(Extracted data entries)
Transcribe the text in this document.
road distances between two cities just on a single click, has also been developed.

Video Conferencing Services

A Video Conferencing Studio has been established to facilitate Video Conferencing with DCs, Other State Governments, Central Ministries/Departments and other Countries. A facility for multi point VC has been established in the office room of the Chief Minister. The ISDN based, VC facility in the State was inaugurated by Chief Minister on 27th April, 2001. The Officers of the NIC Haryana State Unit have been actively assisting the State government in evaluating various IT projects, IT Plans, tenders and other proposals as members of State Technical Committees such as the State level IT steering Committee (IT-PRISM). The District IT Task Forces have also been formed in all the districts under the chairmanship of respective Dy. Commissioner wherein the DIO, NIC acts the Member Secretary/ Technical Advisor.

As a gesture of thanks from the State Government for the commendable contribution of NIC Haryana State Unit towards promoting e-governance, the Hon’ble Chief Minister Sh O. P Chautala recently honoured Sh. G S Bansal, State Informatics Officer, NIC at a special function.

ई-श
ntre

> **OBJECTIVE**: In full and verbatim, repeat the records given above.

> **SOLVED PROBLEM**:
Transcribe the text in this document.
road distances between two cities just on a single click, has also been developed.

Video Conferencing Services

A Video Conferencing Studio has been established to facilitate Video Conferencing with DCs, Other State Governments, Central Ministries/Departments and other Countries. A facility for multi point VC has been established in the office room of the Chief Minister. The ISDN based, VC facility in the State was inaugurated by Chief Minister on 27th April, 2001. The Officers of the NIC Haryana State Unit have been actively assisting the State government in evaluating various IT projects, IT Plans, tenders and other proposals as members of State Technical Committees such as the State level IT steering Committee (IT-PRISM). The District IT Task Forces have also been formed in all the districts under the chairmanship of respective Dy. Commissioner wherein the DIO, NIC acts the Member Secretary/ Technical Advisor.

As a gesture of thanks from the State Government for the commendable contribution of NIC Haryana State Unit towards promoting e-governance, the Hon’ble Chief Minister Sh O. P Chautala recently honoured Sh. G S Bansal, State Informatics Officer, NIC at a special function.

ई-श
ntre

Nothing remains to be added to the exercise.